§ **WRITTEN TASK**
Pull out every line below that holds the word "ÁREA".

____

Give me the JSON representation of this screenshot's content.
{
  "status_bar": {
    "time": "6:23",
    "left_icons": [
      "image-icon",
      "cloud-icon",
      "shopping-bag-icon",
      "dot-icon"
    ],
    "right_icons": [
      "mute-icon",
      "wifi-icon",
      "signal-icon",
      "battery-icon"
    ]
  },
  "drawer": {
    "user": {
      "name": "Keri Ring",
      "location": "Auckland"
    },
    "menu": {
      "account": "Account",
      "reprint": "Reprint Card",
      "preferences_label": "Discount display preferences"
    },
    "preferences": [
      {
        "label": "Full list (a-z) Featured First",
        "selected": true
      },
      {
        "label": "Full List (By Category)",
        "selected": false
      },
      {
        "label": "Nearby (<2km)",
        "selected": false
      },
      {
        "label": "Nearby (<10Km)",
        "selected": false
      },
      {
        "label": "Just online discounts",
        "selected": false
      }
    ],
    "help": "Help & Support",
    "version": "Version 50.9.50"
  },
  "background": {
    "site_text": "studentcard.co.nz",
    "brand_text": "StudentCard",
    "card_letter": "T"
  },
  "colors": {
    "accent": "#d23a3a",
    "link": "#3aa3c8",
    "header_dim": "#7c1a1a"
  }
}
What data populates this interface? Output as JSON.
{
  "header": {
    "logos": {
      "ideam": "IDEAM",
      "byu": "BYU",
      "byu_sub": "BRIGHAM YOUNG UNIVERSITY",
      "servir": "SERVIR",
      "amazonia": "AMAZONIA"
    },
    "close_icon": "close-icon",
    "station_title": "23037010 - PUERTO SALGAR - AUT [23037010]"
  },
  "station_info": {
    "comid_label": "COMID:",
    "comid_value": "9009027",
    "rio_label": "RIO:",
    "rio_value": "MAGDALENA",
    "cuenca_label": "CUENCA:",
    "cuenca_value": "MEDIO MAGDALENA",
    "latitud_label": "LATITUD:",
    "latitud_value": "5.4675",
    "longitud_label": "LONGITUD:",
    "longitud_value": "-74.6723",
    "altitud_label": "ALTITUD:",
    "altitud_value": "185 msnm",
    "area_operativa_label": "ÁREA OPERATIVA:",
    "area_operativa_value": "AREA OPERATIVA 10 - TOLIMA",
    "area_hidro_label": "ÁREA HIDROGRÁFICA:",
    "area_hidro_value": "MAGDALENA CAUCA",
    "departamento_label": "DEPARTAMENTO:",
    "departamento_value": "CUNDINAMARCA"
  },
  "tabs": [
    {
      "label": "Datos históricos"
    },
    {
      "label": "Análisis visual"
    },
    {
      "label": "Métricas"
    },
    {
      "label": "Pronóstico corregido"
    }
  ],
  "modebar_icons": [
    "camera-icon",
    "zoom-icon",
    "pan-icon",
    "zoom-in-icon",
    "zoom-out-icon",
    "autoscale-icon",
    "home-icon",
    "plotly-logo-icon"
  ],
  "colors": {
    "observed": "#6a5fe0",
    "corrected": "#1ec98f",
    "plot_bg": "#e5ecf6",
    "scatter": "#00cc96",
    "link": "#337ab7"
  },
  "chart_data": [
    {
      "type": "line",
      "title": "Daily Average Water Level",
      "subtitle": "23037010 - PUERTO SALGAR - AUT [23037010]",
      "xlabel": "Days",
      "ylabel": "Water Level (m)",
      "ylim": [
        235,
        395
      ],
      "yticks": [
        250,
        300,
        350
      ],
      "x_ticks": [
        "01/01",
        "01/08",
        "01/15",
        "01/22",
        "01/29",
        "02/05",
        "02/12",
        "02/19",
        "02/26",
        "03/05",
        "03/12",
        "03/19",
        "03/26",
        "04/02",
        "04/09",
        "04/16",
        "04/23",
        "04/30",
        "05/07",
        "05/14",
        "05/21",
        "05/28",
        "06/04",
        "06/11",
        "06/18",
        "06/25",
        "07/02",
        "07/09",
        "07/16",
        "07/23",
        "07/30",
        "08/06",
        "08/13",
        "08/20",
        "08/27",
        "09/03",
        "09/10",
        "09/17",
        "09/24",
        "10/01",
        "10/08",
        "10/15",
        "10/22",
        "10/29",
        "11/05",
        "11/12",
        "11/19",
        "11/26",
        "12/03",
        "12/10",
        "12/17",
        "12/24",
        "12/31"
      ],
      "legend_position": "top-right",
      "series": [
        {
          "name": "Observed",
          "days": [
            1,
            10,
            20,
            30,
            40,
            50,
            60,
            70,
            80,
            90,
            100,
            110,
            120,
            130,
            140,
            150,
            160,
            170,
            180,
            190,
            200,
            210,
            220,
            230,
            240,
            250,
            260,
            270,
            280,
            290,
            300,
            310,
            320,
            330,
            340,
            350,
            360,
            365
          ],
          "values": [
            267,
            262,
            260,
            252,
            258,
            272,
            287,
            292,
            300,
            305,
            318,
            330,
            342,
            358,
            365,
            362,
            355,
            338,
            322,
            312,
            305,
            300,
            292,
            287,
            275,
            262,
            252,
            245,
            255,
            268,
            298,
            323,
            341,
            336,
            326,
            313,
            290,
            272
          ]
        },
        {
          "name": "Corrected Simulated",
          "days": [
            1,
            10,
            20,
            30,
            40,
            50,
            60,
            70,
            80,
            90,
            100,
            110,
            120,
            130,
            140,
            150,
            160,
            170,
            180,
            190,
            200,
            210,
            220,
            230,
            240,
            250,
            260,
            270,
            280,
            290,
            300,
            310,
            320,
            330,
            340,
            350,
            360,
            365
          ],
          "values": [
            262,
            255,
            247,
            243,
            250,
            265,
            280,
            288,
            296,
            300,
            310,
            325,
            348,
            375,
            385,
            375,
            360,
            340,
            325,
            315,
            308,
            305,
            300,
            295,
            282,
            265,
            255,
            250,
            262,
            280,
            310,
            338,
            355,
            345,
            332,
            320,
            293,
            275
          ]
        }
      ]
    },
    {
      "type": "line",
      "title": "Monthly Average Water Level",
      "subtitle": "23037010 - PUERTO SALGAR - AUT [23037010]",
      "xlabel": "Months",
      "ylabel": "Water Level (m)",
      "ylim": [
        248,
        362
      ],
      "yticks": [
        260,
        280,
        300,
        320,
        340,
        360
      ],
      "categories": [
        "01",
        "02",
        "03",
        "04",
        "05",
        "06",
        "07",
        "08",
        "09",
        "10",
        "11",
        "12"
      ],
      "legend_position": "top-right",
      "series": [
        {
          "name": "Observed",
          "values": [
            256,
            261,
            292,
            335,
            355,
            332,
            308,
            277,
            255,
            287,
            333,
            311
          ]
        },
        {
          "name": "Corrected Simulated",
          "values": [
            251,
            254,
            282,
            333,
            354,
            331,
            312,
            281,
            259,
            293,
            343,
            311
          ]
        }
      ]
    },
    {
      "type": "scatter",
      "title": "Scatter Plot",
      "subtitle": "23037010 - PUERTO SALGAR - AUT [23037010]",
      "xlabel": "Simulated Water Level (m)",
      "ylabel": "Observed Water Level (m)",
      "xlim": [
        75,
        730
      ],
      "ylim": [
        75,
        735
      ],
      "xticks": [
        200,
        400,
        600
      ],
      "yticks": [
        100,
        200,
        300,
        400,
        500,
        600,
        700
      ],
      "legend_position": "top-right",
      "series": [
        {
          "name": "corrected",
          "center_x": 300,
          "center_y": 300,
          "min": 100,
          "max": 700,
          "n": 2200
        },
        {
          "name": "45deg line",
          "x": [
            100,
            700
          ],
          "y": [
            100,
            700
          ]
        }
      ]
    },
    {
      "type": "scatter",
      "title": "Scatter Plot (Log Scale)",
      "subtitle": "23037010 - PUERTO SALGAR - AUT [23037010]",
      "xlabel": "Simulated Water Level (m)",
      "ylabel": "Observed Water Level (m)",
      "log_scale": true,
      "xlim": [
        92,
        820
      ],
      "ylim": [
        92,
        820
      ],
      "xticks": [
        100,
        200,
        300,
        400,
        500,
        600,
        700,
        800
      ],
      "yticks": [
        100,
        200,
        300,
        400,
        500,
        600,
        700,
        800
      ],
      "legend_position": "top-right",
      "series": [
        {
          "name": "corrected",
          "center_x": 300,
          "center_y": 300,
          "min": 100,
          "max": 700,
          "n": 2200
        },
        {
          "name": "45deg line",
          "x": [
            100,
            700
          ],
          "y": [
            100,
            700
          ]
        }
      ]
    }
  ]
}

____

§ **RESPONSE**
    "area_operativa_label": "ÁREA OPERATIVA:",
    "area_hidro_label": "ÁREA HIDROGRÁFICA:",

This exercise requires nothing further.